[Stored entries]

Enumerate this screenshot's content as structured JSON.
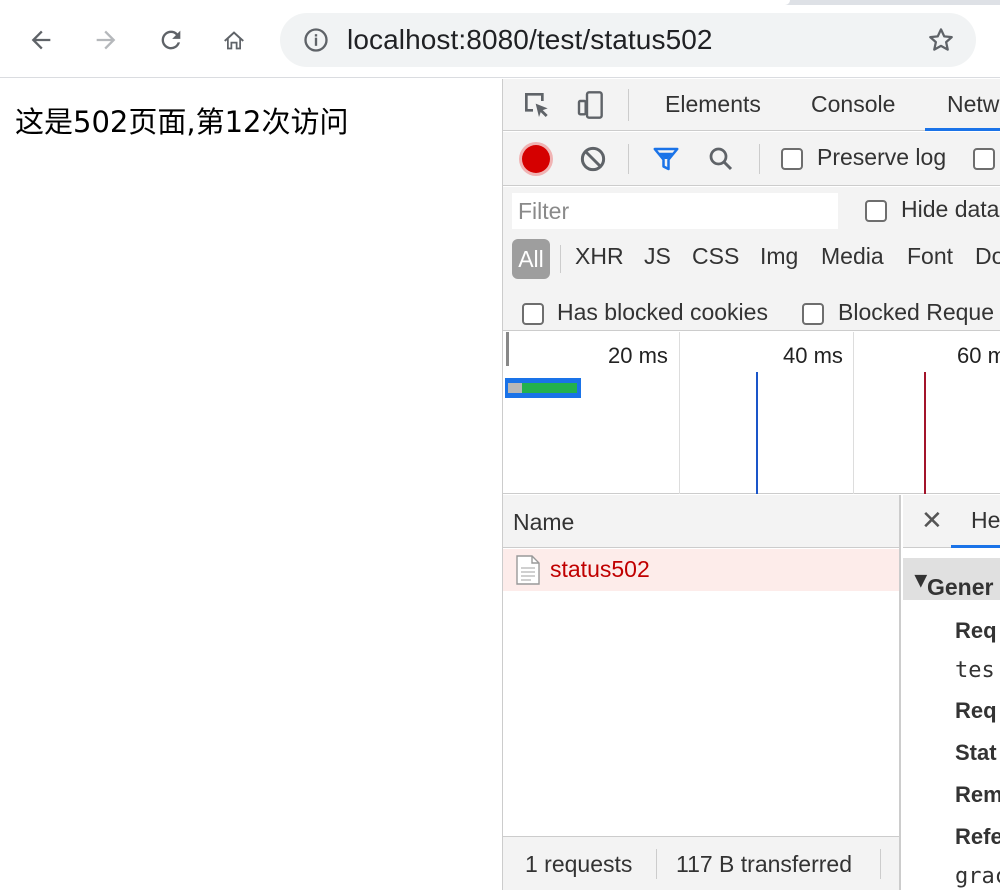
{
  "browser": {
    "url": "localhost:8080/test/status502"
  },
  "page": {
    "message": "这是502页面,第12次访问"
  },
  "devtools": {
    "tabs": [
      "Elements",
      "Console",
      "Netw"
    ],
    "toolbar": {
      "preserve_log": "Preserve log"
    },
    "filter": {
      "placeholder": "Filter",
      "hide_data": "Hide data",
      "types": [
        "All",
        "XHR",
        "JS",
        "CSS",
        "Img",
        "Media",
        "Font",
        "Do"
      ],
      "has_blocked_cookies": "Has blocked cookies",
      "blocked_requests": "Blocked Reque"
    },
    "overview": {
      "ticks": [
        "20 ms",
        "40 ms",
        "60 m"
      ]
    },
    "requests": {
      "header": "Name",
      "rows": [
        {
          "name": "status502"
        }
      ],
      "summary_count": "1 requests",
      "summary_transferred": "117 B transferred"
    },
    "details": {
      "tab": "He",
      "section": "Gener",
      "keys": [
        "Req",
        "Req",
        "Stat",
        "Rem",
        "Refe"
      ],
      "values": [
        "tes",
        "grac"
      ]
    }
  }
}
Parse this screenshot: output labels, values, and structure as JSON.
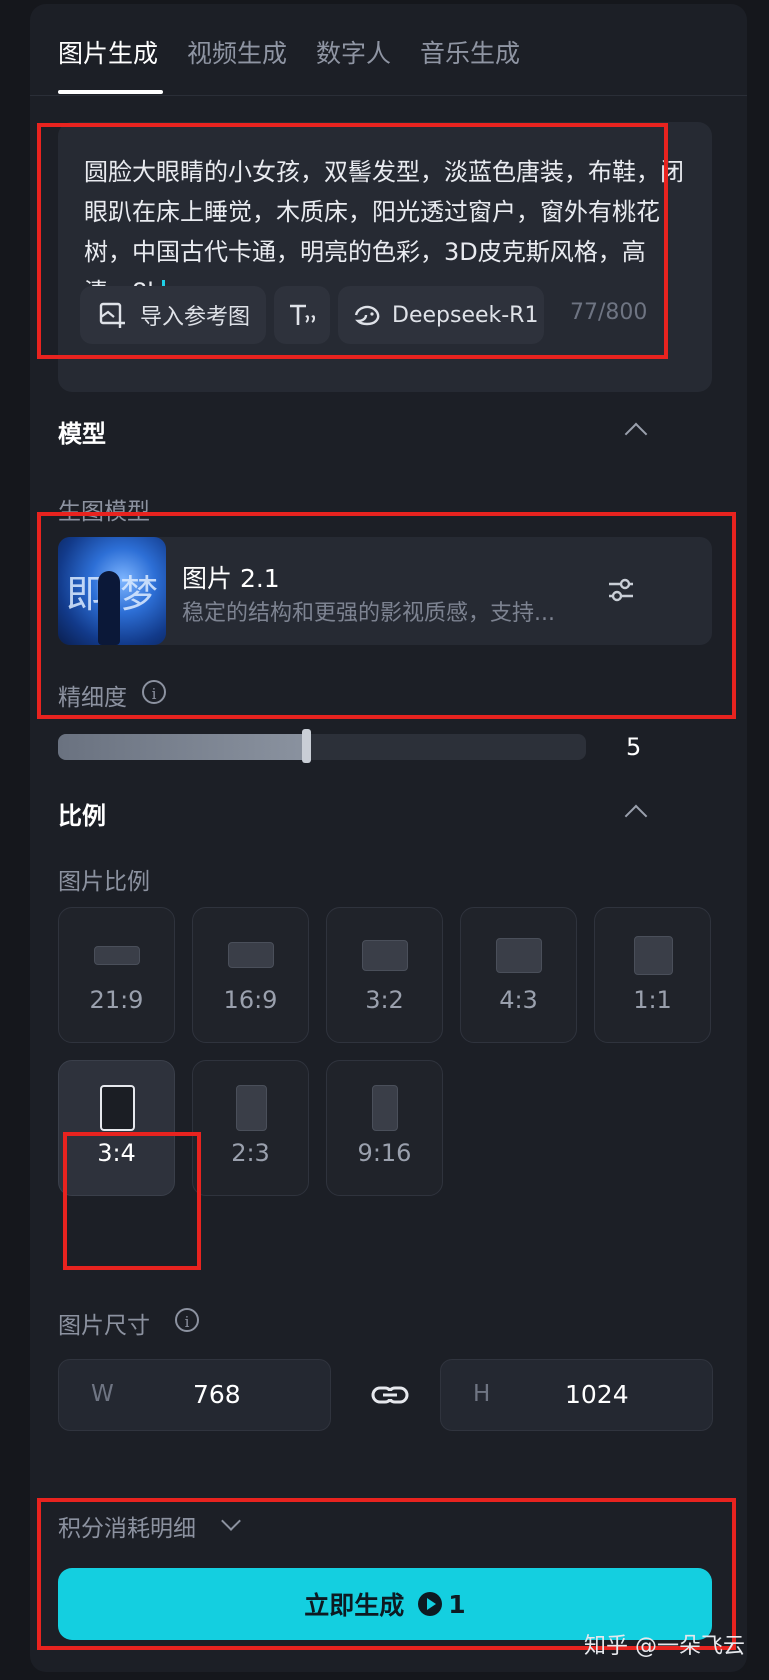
{
  "tabs": [
    {
      "label": "图片生成",
      "active": true
    },
    {
      "label": "视频生成",
      "active": false
    },
    {
      "label": "数字人",
      "active": false
    },
    {
      "label": "音乐生成",
      "active": false
    }
  ],
  "prompt": {
    "text": "圆脸大眼睛的小女孩，双髻发型，淡蓝色唐装，布鞋，闭眼趴在床上睡觉，木质床，阳光透过窗户，窗外有桃花树，中国古代卡通，明亮的色彩，3D皮克斯风格，高清，8k",
    "import_ref_label": "导入参考图",
    "text_style_icon": "text-style-icon",
    "deepseek_label": "Deepseek-R1",
    "counter": "77/800"
  },
  "model_section": {
    "title": "模型",
    "sub_label": "生图模型",
    "thumb_chars": [
      "即",
      "梦"
    ],
    "model_name": "图片 2.1",
    "model_desc": "稳定的结构和更强的影视质感，支持...",
    "settings_icon": "sliders-icon"
  },
  "detail": {
    "label": "精细度",
    "value": "5",
    "fill_fraction": 0.47
  },
  "ratio_section": {
    "title": "比例",
    "sub_label": "图片比例",
    "options": [
      "21:9",
      "16:9",
      "3:2",
      "4:3",
      "1:1",
      "3:4",
      "2:3",
      "9:16"
    ],
    "selected": "3:4"
  },
  "size": {
    "label": "图片尺寸",
    "w_prefix": "W",
    "w_value": "768",
    "h_prefix": "H",
    "h_value": "1024"
  },
  "cost": {
    "label": "积分消耗明细"
  },
  "generate": {
    "label": "立即生成",
    "cost": "1"
  },
  "watermark": "知乎 @一朵飞云",
  "colors": {
    "accent": "#14cfe0",
    "annotation": "#e8231f",
    "panel": "#1c1f26"
  }
}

WHAT IS BEING ASKED — Provide only the count of lines in the material above that hold the word "values".

TASK RESPONSE — 2